__Goal__. Seek out every line containing the word "techniques", and copy each.

Collected data
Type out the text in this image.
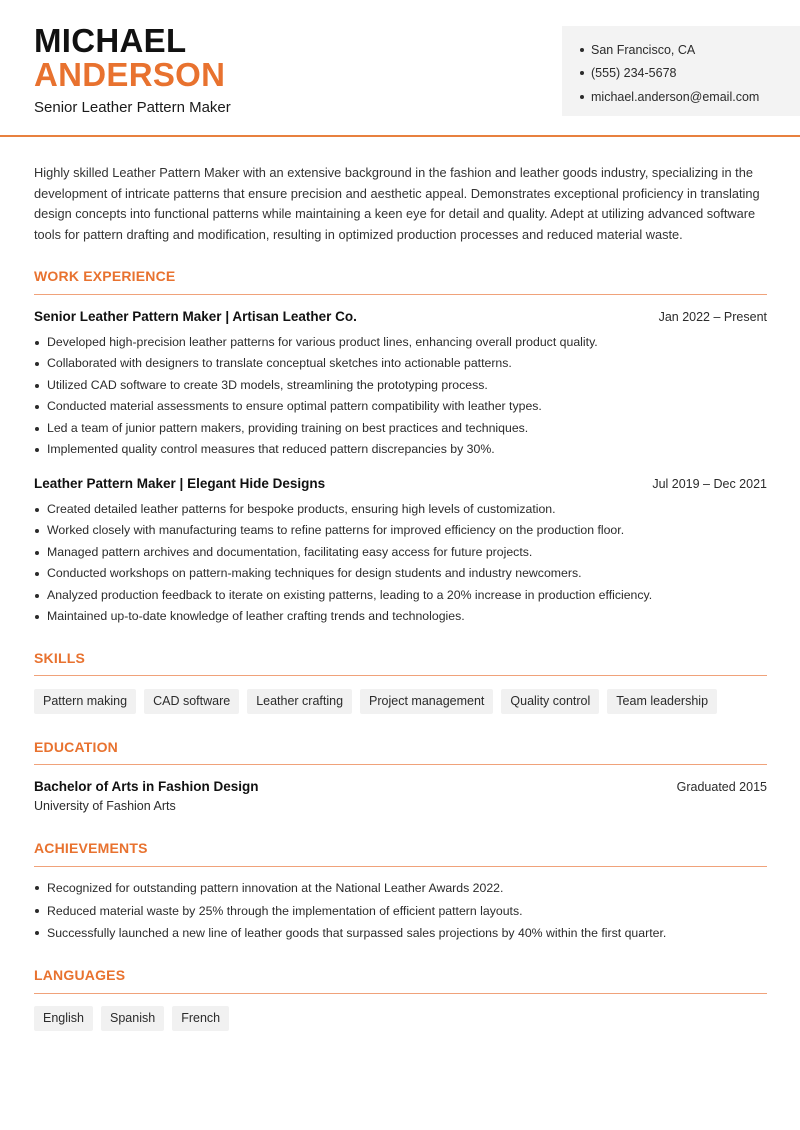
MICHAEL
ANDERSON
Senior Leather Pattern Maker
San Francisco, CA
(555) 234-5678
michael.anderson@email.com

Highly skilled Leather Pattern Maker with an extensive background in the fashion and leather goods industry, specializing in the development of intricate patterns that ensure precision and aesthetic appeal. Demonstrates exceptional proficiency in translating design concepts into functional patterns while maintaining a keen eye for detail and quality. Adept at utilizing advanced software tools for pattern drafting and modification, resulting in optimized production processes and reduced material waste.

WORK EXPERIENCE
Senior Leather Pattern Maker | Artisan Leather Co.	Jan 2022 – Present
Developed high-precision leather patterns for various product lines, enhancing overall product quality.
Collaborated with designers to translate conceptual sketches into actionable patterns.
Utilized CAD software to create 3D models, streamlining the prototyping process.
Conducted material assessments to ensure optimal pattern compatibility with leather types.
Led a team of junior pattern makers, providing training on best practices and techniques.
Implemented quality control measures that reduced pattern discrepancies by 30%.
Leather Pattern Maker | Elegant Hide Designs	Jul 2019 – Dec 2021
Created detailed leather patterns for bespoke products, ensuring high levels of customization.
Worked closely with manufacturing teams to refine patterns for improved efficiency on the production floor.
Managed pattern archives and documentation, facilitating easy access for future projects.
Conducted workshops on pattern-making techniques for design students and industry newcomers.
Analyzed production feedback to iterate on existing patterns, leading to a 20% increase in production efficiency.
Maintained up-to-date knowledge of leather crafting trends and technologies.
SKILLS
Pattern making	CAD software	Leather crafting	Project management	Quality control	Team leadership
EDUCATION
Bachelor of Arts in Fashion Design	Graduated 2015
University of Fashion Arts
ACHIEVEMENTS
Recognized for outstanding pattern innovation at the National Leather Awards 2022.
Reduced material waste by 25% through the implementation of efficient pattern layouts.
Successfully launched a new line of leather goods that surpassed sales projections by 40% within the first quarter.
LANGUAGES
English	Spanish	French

__Answer to this problem__.
Led a team of junior pattern makers, providing training on best practices and techniques.
Conducted workshops on pattern-making techniques for design students and industry newcomers.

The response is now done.